**OBJECTIVE**:
Write out each record again exactly as it stands.

**RECORDS FOR THIS TASK**:
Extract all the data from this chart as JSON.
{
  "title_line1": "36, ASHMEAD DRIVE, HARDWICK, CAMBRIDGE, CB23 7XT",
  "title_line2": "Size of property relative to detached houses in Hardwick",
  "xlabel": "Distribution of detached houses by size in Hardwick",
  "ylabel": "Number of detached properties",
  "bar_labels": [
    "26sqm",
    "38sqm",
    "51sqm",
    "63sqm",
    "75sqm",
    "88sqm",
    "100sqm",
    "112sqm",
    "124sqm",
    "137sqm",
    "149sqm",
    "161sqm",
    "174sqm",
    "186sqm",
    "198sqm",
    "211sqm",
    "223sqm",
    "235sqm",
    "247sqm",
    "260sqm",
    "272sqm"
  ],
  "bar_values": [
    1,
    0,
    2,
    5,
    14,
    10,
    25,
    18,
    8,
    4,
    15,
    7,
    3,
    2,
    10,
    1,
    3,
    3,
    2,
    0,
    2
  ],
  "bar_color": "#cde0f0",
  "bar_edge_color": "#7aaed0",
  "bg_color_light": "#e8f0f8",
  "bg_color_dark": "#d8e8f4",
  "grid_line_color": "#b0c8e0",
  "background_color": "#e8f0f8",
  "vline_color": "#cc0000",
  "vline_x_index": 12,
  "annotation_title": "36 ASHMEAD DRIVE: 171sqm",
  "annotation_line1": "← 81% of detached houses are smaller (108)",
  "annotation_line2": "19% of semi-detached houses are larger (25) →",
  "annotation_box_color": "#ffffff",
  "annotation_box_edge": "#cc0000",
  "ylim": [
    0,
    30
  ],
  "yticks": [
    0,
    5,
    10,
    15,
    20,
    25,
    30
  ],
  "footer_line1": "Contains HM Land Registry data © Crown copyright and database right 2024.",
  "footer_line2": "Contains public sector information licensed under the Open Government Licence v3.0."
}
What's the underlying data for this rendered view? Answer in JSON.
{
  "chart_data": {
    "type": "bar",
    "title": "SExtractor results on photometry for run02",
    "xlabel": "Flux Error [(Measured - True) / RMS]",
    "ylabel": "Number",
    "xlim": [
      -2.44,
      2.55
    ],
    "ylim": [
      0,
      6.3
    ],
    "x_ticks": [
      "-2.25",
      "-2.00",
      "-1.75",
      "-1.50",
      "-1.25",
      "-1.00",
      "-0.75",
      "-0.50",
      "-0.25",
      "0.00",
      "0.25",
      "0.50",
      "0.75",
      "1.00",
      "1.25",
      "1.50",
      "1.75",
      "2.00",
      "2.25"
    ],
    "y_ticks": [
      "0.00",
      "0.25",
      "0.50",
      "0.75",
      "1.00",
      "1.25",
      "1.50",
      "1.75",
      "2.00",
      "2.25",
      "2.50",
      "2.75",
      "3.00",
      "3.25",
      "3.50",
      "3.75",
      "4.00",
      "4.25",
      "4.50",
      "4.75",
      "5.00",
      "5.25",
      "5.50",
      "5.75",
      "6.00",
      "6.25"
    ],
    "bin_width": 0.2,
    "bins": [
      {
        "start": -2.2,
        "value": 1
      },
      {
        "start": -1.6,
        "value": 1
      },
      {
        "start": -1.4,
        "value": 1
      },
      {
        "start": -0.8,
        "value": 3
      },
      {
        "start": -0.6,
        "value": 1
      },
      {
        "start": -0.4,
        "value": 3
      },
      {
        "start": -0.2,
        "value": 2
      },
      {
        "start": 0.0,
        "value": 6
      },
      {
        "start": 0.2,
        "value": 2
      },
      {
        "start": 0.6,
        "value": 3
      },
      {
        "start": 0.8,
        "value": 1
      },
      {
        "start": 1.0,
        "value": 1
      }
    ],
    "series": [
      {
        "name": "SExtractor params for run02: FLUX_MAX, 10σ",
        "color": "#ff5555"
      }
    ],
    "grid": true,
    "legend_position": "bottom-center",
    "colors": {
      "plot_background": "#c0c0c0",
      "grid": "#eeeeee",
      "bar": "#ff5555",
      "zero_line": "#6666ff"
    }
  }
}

**FINISHED TASK**:
Extract all the data from this chart as JSON.
{
  "title_line1": "36, ASHMEAD DRIVE, HARDWICK, CAMBRIDGE, CB23 7XT",
  "title_line2": "Size of property relative to detached houses in Hardwick",
  "xlabel": "Distribution of detached houses by size in Hardwick",
  "ylabel": "Number of detached properties",
  "bar_labels": [
    "26sqm",
    "38sqm",
    "51sqm",
    "63sqm",
    "75sqm",
    "88sqm",
    "100sqm",
    "112sqm",
    "124sqm",
    "137sqm",
    "149sqm",
    "161sqm",
    "174sqm",
    "186sqm",
    "198sqm",
    "211sqm",
    "223sqm",
    "235sqm",
    "247sqm",
    "260sqm",
    "272sqm"
  ],
  "bar_values": [
    1,
    0,
    2,
    5,
    14,
    10,
    25,
    18,
    8,
    4,
    15,
    7,
    3,
    2,
    10,
    1,
    3,
    3,
    2,
    0,
    2
  ],
  "bar_color": "#cde0f0",
  "bar_edge_color": "#7aaed0",
  "bg_color_light": "#e8f0f8",
  "bg_color_dark": "#d8e8f4",
  "grid_line_color": "#b0c8e0",
  "background_color": "#e8f0f8",
  "vline_color": "#cc0000",
  "vline_x_index": 12,
  "annotation_title": "36 ASHMEAD DRIVE: 171sqm",
  "annotation_line1": "← 81% of detached houses are smaller (108)",
  "annotation_line2": "19% of semi-detached houses are larger (25) →",
  "annotation_box_color": "#ffffff",
  "annotation_box_edge": "#cc0000",
  "ylim": [
    0,
    30
  ],
  "yticks": [
    0,
    5,
    10,
    15,
    20,
    25,
    30
  ],
  "footer_line1": "Contains HM Land Registry data © Crown copyright and database right 2024.",
  "footer_line2": "Contains public sector information licensed under the Open Government Licence v3.0."
}
What's the underlying data for this rendered view? Answer in JSON.
{
  "chart_data": {
    "type": "bar",
    "title": "SExtractor results on photometry for run02",
    "xlabel": "Flux Error [(Measured - True) / RMS]",
    "ylabel": "Number",
    "xlim": [
      -2.44,
      2.55
    ],
    "ylim": [
      0,
      6.3
    ],
    "x_ticks": [
      "-2.25",
      "-2.00",
      "-1.75",
      "-1.50",
      "-1.25",
      "-1.00",
      "-0.75",
      "-0.50",
      "-0.25",
      "0.00",
      "0.25",
      "0.50",
      "0.75",
      "1.00",
      "1.25",
      "1.50",
      "1.75",
      "2.00",
      "2.25"
    ],
    "y_ticks": [
      "0.00",
      "0.25",
      "0.50",
      "0.75",
      "1.00",
      "1.25",
      "1.50",
      "1.75",
      "2.00",
      "2.25",
      "2.50",
      "2.75",
      "3.00",
      "3.25",
      "3.50",
      "3.75",
      "4.00",
      "4.25",
      "4.50",
      "4.75",
      "5.00",
      "5.25",
      "5.50",
      "5.75",
      "6.00",
      "6.25"
    ],
    "bin_width": 0.2,
    "bins": [
      {
        "start": -2.2,
        "value": 1
      },
      {
        "start": -1.6,
        "value": 1
      },
      {
        "start": -1.4,
        "value": 1
      },
      {
        "start": -0.8,
        "value": 3
      },
      {
        "start": -0.6,
        "value": 1
      },
      {
        "start": -0.4,
        "value": 3
      },
      {
        "start": -0.2,
        "value": 2
      },
      {
        "start": 0.0,
        "value": 6
      },
      {
        "start": 0.2,
        "value": 2
      },
      {
        "start": 0.6,
        "value": 3
      },
      {
        "start": 0.8,
        "value": 1
      },
      {
        "start": 1.0,
        "value": 1
      }
    ],
    "series": [
      {
        "name": "SExtractor params for run02: FLUX_MAX, 10σ",
        "color": "#ff5555"
      }
    ],
    "grid": true,
    "legend_position": "bottom-center",
    "colors": {
      "plot_background": "#c0c0c0",
      "grid": "#eeeeee",
      "bar": "#ff5555",
      "zero_line": "#6666ff"
    }
  }
}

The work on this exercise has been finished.